__DO THIS__.
Please report every line from the material that contains the word "title".

Records contained in a dataset
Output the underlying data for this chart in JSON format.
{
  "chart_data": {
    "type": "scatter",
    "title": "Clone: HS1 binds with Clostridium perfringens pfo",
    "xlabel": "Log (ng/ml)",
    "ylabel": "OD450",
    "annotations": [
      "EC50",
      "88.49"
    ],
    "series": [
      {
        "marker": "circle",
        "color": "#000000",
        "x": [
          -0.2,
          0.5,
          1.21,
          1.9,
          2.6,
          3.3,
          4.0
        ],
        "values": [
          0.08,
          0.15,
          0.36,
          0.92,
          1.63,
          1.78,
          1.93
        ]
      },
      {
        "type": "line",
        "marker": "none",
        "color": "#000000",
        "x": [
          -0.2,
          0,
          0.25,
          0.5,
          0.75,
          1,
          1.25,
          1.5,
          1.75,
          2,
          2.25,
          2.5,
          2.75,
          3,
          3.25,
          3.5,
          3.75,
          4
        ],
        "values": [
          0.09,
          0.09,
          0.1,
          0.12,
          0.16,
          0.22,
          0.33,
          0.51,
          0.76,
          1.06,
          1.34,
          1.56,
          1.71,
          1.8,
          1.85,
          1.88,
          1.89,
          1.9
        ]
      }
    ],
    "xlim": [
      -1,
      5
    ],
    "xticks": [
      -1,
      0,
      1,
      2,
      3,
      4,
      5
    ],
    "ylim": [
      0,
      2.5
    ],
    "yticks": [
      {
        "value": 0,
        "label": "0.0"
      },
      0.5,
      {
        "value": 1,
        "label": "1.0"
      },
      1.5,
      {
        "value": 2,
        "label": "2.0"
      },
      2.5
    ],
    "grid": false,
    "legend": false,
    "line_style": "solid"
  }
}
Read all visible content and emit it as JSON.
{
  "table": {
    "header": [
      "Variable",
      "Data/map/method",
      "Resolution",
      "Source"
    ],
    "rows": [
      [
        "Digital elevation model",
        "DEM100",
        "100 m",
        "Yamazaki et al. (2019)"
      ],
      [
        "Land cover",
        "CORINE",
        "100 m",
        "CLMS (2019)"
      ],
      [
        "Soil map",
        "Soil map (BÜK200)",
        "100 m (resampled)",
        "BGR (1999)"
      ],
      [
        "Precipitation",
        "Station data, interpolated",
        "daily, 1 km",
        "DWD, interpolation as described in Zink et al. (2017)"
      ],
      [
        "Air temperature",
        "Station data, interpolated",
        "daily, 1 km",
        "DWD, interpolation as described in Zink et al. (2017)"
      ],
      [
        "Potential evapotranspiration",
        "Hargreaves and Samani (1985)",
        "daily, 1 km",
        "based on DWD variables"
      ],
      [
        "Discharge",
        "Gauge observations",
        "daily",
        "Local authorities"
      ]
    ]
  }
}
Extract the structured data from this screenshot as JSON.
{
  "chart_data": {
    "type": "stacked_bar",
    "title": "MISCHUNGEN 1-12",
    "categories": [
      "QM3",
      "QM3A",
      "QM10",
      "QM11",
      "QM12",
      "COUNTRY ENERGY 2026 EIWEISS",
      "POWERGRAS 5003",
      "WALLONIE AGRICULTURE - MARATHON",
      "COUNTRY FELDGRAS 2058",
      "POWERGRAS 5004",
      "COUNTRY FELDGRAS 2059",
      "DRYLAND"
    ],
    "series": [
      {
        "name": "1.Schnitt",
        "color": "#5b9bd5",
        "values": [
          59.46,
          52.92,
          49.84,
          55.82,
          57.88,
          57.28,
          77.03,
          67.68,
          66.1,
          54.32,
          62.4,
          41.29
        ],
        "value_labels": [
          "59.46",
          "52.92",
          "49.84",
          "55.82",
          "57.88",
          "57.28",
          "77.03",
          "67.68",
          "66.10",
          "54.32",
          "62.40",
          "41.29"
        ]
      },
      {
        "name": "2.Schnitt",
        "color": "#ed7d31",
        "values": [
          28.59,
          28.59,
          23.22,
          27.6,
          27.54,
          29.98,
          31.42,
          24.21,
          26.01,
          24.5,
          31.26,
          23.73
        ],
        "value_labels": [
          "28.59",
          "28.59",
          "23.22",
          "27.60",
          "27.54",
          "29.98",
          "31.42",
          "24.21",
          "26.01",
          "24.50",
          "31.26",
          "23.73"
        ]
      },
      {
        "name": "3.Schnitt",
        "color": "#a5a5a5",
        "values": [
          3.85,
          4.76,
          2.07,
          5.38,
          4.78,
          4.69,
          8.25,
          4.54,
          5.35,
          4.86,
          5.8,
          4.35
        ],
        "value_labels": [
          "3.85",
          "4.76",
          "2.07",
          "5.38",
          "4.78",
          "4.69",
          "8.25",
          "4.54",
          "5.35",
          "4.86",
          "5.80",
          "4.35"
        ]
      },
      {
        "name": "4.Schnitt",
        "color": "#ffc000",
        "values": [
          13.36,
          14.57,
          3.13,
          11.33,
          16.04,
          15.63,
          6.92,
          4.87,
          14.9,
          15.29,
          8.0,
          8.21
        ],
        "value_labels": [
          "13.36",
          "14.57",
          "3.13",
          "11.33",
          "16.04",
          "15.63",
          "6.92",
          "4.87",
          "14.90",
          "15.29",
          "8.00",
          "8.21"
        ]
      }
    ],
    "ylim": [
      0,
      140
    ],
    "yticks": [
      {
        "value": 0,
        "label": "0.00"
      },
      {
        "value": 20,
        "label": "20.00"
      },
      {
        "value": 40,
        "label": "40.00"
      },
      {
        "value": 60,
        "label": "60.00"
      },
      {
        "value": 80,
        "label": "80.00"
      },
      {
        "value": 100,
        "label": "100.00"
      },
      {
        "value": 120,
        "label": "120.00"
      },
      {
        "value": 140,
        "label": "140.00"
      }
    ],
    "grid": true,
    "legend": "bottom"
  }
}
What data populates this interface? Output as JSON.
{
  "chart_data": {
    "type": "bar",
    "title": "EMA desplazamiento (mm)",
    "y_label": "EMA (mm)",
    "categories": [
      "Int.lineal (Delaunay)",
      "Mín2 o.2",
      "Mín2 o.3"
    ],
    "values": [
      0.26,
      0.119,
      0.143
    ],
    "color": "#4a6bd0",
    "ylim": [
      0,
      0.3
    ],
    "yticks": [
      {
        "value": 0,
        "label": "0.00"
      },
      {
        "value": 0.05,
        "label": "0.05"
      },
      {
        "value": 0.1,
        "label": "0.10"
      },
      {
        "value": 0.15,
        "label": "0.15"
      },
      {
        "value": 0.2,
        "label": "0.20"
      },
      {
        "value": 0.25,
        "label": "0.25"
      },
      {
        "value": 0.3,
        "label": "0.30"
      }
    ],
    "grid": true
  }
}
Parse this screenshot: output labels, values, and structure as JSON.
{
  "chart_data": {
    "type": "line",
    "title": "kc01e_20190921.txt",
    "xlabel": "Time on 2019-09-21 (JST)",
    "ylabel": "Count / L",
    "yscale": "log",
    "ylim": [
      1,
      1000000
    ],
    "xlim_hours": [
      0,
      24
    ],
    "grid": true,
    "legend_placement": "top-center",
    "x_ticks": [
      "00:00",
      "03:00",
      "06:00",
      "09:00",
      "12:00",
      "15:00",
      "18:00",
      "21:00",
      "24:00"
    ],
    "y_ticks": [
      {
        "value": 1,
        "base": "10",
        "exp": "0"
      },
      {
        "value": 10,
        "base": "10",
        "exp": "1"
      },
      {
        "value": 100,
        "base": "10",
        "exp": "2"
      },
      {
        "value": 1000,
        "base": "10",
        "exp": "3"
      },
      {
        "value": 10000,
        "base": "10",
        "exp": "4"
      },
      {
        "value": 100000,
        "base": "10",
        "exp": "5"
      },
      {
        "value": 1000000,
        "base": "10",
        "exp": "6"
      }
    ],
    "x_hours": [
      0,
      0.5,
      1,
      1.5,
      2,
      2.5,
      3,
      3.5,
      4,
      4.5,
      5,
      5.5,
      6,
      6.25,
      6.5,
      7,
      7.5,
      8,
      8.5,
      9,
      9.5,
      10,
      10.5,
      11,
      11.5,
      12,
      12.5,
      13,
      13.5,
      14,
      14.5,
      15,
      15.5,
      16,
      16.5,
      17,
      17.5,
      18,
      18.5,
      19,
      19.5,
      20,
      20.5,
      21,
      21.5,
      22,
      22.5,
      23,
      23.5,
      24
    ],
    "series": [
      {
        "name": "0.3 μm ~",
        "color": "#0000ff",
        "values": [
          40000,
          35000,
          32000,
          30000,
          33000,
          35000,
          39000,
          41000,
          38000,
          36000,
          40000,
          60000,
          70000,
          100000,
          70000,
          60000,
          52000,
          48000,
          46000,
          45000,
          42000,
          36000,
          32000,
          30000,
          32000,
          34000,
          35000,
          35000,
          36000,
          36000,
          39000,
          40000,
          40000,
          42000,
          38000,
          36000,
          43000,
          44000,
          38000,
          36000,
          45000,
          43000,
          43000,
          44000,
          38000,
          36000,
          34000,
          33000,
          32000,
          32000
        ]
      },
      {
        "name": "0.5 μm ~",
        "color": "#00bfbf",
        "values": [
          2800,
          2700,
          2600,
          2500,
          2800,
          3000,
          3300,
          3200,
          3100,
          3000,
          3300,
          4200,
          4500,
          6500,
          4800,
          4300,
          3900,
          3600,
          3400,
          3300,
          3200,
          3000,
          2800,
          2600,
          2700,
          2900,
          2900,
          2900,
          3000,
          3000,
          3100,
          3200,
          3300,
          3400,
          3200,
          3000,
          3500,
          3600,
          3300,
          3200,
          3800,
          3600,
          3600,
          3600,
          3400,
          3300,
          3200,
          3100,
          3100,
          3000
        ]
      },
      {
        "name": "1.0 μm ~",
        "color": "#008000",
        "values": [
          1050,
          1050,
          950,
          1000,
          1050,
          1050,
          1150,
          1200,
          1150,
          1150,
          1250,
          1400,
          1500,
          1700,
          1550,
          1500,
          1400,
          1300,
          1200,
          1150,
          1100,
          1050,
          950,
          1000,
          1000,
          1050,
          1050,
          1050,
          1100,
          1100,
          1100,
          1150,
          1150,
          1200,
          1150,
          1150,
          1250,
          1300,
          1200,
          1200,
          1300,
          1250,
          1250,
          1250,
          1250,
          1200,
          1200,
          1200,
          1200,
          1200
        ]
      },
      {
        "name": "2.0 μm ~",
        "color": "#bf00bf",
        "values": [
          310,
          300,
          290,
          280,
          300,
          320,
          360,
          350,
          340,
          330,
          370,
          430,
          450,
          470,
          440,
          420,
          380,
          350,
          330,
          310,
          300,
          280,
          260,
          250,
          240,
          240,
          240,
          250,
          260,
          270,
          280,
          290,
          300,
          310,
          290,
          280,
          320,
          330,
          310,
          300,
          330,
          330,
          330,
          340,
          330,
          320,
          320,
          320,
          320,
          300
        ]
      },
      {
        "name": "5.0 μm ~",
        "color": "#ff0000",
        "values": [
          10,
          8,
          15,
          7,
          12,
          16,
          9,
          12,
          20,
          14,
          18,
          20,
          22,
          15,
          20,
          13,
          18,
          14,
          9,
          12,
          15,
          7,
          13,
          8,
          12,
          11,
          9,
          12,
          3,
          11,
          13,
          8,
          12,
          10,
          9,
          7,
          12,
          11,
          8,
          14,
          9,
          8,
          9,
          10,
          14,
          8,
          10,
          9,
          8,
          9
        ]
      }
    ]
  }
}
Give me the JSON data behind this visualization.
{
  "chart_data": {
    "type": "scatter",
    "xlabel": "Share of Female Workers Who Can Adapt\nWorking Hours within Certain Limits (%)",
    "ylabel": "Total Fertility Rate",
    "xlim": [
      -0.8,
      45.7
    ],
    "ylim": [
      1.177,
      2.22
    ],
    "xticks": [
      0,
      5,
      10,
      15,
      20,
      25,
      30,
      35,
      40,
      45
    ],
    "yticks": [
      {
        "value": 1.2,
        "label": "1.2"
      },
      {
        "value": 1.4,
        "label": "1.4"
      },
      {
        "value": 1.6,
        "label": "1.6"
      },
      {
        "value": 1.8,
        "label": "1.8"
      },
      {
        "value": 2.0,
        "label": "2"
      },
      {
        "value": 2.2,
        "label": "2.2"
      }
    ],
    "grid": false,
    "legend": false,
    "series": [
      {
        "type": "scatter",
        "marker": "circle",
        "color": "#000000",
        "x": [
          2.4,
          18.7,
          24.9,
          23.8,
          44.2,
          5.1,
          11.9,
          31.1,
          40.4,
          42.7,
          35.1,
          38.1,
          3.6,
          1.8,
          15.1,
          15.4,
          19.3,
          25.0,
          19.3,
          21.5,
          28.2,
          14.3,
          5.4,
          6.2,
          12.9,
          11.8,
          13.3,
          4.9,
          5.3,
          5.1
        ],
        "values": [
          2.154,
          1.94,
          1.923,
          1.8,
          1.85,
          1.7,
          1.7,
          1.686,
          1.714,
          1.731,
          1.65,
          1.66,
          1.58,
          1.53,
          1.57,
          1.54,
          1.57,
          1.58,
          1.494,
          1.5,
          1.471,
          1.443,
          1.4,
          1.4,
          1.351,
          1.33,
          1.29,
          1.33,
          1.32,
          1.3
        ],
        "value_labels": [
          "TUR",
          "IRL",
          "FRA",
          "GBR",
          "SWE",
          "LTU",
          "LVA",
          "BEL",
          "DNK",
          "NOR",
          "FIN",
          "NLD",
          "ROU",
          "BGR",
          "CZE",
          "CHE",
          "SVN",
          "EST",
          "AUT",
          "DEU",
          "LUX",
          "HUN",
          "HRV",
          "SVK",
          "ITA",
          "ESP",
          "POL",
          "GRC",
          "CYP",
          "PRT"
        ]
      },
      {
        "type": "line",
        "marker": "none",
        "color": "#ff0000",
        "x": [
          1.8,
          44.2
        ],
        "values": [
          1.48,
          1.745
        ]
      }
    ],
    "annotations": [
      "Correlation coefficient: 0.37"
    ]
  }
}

__RESULT__.
    "title": "Clone: HS1 binds with Clostridium perfringens pfo",
    "title": "MISCHUNGEN 1-12",
    "title": "EMA desplazamiento (mm)",
    "title": "kc01e_20190921.txt",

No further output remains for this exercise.